[Data items]
•••••
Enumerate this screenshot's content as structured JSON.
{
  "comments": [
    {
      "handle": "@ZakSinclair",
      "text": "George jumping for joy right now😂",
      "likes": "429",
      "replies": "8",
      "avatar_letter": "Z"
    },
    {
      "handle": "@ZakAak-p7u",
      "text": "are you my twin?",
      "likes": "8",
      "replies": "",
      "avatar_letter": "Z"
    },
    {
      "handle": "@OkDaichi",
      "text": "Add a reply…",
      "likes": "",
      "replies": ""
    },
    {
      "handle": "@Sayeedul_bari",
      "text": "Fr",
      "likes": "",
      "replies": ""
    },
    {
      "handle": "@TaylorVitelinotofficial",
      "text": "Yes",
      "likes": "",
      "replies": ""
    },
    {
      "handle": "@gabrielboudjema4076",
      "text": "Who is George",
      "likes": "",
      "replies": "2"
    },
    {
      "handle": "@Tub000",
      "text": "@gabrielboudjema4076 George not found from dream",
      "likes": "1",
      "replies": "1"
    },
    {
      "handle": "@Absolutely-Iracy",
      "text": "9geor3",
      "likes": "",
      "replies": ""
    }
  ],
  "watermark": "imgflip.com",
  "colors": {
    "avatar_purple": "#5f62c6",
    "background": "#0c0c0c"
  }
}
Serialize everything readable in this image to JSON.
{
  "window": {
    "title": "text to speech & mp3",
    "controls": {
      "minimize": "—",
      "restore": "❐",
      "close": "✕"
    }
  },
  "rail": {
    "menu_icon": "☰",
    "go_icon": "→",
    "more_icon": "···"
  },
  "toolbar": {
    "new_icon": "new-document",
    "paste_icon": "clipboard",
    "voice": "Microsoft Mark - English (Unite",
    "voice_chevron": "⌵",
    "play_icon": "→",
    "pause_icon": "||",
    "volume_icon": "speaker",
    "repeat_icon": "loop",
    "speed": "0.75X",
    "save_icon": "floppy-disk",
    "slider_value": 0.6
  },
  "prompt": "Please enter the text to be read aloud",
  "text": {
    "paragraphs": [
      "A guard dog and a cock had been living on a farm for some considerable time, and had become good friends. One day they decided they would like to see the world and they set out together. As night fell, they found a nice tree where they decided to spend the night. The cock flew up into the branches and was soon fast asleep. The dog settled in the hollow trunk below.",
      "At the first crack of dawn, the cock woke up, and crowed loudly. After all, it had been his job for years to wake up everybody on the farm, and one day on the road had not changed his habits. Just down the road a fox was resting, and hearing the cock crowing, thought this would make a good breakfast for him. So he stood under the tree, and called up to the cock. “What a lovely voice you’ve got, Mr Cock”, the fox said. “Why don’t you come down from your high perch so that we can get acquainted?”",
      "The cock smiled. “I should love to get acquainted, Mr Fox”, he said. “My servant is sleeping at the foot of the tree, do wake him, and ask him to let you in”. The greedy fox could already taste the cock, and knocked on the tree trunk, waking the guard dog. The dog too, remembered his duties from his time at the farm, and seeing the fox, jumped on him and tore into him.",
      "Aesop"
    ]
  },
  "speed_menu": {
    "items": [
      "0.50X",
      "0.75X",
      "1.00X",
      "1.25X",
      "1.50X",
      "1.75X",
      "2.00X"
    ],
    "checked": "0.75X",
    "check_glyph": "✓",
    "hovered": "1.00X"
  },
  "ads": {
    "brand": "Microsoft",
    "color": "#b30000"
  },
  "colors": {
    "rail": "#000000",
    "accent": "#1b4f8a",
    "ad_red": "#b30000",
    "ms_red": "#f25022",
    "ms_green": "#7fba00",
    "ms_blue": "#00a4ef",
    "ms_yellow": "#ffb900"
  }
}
•••••
Select and copy every line from the records that includes the word "handle".

      "handle": "@ZakSinclair",
      "handle": "@ZakAak-p7u",
      "handle": "@OkDaichi",
      "handle": "@Sayeedul_bari",
      "handle": "@TaylorVitelinotofficial",
      "handle": "@gabrielboudjema4076",
      "handle": "@Tub000",
      "handle": "@Absolutely-Iracy",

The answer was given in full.